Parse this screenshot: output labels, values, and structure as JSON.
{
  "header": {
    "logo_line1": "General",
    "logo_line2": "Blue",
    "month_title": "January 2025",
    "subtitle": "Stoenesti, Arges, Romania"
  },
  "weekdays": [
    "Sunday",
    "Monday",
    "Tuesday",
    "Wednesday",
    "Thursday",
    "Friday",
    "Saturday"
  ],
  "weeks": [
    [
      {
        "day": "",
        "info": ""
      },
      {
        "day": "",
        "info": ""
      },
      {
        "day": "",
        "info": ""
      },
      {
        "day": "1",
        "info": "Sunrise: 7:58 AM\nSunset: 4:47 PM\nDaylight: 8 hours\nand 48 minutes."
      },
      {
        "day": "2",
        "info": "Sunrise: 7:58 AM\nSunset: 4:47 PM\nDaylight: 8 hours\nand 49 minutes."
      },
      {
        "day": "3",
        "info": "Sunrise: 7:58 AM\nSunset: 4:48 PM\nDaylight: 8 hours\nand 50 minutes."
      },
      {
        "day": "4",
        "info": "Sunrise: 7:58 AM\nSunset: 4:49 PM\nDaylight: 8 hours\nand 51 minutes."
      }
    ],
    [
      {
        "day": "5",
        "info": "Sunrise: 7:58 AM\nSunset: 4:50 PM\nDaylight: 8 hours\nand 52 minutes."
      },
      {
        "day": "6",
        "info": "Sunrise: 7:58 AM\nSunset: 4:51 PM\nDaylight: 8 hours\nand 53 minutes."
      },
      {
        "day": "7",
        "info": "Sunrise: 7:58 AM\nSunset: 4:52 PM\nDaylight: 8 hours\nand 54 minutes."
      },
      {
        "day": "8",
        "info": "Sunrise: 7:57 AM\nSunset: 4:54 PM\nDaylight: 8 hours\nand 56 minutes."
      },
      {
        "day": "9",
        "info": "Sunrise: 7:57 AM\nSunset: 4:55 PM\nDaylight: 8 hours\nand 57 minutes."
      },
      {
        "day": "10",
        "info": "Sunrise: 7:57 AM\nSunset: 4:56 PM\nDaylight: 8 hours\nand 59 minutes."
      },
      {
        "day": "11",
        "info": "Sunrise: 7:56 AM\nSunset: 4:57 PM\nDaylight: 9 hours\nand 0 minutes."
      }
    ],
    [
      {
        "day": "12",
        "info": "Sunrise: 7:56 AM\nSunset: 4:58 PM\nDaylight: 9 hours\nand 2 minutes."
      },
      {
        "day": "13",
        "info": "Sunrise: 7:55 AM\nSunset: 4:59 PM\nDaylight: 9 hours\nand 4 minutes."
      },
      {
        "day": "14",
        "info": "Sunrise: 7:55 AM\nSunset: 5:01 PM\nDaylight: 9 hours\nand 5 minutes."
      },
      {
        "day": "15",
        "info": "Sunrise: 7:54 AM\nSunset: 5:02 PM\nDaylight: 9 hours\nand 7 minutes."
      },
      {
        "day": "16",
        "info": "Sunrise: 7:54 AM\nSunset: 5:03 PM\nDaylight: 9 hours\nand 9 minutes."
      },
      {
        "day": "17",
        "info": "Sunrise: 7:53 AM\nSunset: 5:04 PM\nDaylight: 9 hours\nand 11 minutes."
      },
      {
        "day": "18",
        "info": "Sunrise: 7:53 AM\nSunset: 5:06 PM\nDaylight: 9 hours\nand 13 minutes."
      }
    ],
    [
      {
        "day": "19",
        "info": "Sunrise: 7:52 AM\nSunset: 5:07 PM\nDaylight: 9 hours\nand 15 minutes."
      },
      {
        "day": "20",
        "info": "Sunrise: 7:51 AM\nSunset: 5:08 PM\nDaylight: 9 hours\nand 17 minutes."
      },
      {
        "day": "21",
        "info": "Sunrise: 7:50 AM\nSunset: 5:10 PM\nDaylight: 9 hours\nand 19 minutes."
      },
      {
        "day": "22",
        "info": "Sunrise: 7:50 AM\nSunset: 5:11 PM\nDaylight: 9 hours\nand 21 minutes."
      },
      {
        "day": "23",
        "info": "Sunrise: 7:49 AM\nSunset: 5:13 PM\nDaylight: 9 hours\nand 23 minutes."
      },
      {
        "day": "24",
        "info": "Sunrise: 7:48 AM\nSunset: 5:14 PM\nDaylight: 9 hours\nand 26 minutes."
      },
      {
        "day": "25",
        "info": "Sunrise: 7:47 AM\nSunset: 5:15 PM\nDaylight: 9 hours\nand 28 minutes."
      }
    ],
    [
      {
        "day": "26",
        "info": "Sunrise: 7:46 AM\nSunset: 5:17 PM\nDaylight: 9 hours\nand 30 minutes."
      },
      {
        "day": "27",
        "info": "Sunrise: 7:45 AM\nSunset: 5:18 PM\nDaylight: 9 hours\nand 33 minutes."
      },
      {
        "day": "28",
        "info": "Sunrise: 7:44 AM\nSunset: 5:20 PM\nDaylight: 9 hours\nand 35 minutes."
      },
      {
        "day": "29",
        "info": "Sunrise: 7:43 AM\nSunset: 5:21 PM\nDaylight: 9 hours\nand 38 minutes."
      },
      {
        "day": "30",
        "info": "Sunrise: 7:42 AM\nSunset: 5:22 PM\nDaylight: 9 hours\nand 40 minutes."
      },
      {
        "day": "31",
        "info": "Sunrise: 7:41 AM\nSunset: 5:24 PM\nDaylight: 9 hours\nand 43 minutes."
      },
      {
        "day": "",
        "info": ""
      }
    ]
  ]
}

--

Transcribe every entry exactly, omitting nothing.

**SOLUTION FOR THIS PROBLEM:**
Parse this screenshot: output labels, values, and structure as JSON.
{
  "header": {
    "logo_line1": "General",
    "logo_line2": "Blue",
    "month_title": "January 2025",
    "subtitle": "Stoenesti, Arges, Romania"
  },
  "weekdays": [
    "Sunday",
    "Monday",
    "Tuesday",
    "Wednesday",
    "Thursday",
    "Friday",
    "Saturday"
  ],
  "weeks": [
    [
      {
        "day": "",
        "info": ""
      },
      {
        "day": "",
        "info": ""
      },
      {
        "day": "",
        "info": ""
      },
      {
        "day": "1",
        "info": "Sunrise: 7:58 AM\nSunset: 4:47 PM\nDaylight: 8 hours\nand 48 minutes."
      },
      {
        "day": "2",
        "info": "Sunrise: 7:58 AM\nSunset: 4:47 PM\nDaylight: 8 hours\nand 49 minutes."
      },
      {
        "day": "3",
        "info": "Sunrise: 7:58 AM\nSunset: 4:48 PM\nDaylight: 8 hours\nand 50 minutes."
      },
      {
        "day": "4",
        "info": "Sunrise: 7:58 AM\nSunset: 4:49 PM\nDaylight: 8 hours\nand 51 minutes."
      }
    ],
    [
      {
        "day": "5",
        "info": "Sunrise: 7:58 AM\nSunset: 4:50 PM\nDaylight: 8 hours\nand 52 minutes."
      },
      {
        "day": "6",
        "info": "Sunrise: 7:58 AM\nSunset: 4:51 PM\nDaylight: 8 hours\nand 53 minutes."
      },
      {
        "day": "7",
        "info": "Sunrise: 7:58 AM\nSunset: 4:52 PM\nDaylight: 8 hours\nand 54 minutes."
      },
      {
        "day": "8",
        "info": "Sunrise: 7:57 AM\nSunset: 4:54 PM\nDaylight: 8 hours\nand 56 minutes."
      },
      {
        "day": "9",
        "info": "Sunrise: 7:57 AM\nSunset: 4:55 PM\nDaylight: 8 hours\nand 57 minutes."
      },
      {
        "day": "10",
        "info": "Sunrise: 7:57 AM\nSunset: 4:56 PM\nDaylight: 8 hours\nand 59 minutes."
      },
      {
        "day": "11",
        "info": "Sunrise: 7:56 AM\nSunset: 4:57 PM\nDaylight: 9 hours\nand 0 minutes."
      }
    ],
    [
      {
        "day": "12",
        "info": "Sunrise: 7:56 AM\nSunset: 4:58 PM\nDaylight: 9 hours\nand 2 minutes."
      },
      {
        "day": "13",
        "info": "Sunrise: 7:55 AM\nSunset: 4:59 PM\nDaylight: 9 hours\nand 4 minutes."
      },
      {
        "day": "14",
        "info": "Sunrise: 7:55 AM\nSunset: 5:01 PM\nDaylight: 9 hours\nand 5 minutes."
      },
      {
        "day": "15",
        "info": "Sunrise: 7:54 AM\nSunset: 5:02 PM\nDaylight: 9 hours\nand 7 minutes."
      },
      {
        "day": "16",
        "info": "Sunrise: 7:54 AM\nSunset: 5:03 PM\nDaylight: 9 hours\nand 9 minutes."
      },
      {
        "day": "17",
        "info": "Sunrise: 7:53 AM\nSunset: 5:04 PM\nDaylight: 9 hours\nand 11 minutes."
      },
      {
        "day": "18",
        "info": "Sunrise: 7:53 AM\nSunset: 5:06 PM\nDaylight: 9 hours\nand 13 minutes."
      }
    ],
    [
      {
        "day": "19",
        "info": "Sunrise: 7:52 AM\nSunset: 5:07 PM\nDaylight: 9 hours\nand 15 minutes."
      },
      {
        "day": "20",
        "info": "Sunrise: 7:51 AM\nSunset: 5:08 PM\nDaylight: 9 hours\nand 17 minutes."
      },
      {
        "day": "21",
        "info": "Sunrise: 7:50 AM\nSunset: 5:10 PM\nDaylight: 9 hours\nand 19 minutes."
      },
      {
        "day": "22",
        "info": "Sunrise: 7:50 AM\nSunset: 5:11 PM\nDaylight: 9 hours\nand 21 minutes."
      },
      {
        "day": "23",
        "info": "Sunrise: 7:49 AM\nSunset: 5:13 PM\nDaylight: 9 hours\nand 23 minutes."
      },
      {
        "day": "24",
        "info": "Sunrise: 7:48 AM\nSunset: 5:14 PM\nDaylight: 9 hours\nand 26 minutes."
      },
      {
        "day": "25",
        "info": "Sunrise: 7:47 AM\nSunset: 5:15 PM\nDaylight: 9 hours\nand 28 minutes."
      }
    ],
    [
      {
        "day": "26",
        "info": "Sunrise: 7:46 AM\nSunset: 5:17 PM\nDaylight: 9 hours\nand 30 minutes."
      },
      {
        "day": "27",
        "info": "Sunrise: 7:45 AM\nSunset: 5:18 PM\nDaylight: 9 hours\nand 33 minutes."
      },
      {
        "day": "28",
        "info": "Sunrise: 7:44 AM\nSunset: 5:20 PM\nDaylight: 9 hours\nand 35 minutes."
      },
      {
        "day": "29",
        "info": "Sunrise: 7:43 AM\nSunset: 5:21 PM\nDaylight: 9 hours\nand 38 minutes."
      },
      {
        "day": "30",
        "info": "Sunrise: 7:42 AM\nSunset: 5:22 PM\nDaylight: 9 hours\nand 40 minutes."
      },
      {
        "day": "31",
        "info": "Sunrise: 7:41 AM\nSunset: 5:24 PM\nDaylight: 9 hours\nand 43 minutes."
      },
      {
        "day": "",
        "info": ""
      }
    ]
  ]
}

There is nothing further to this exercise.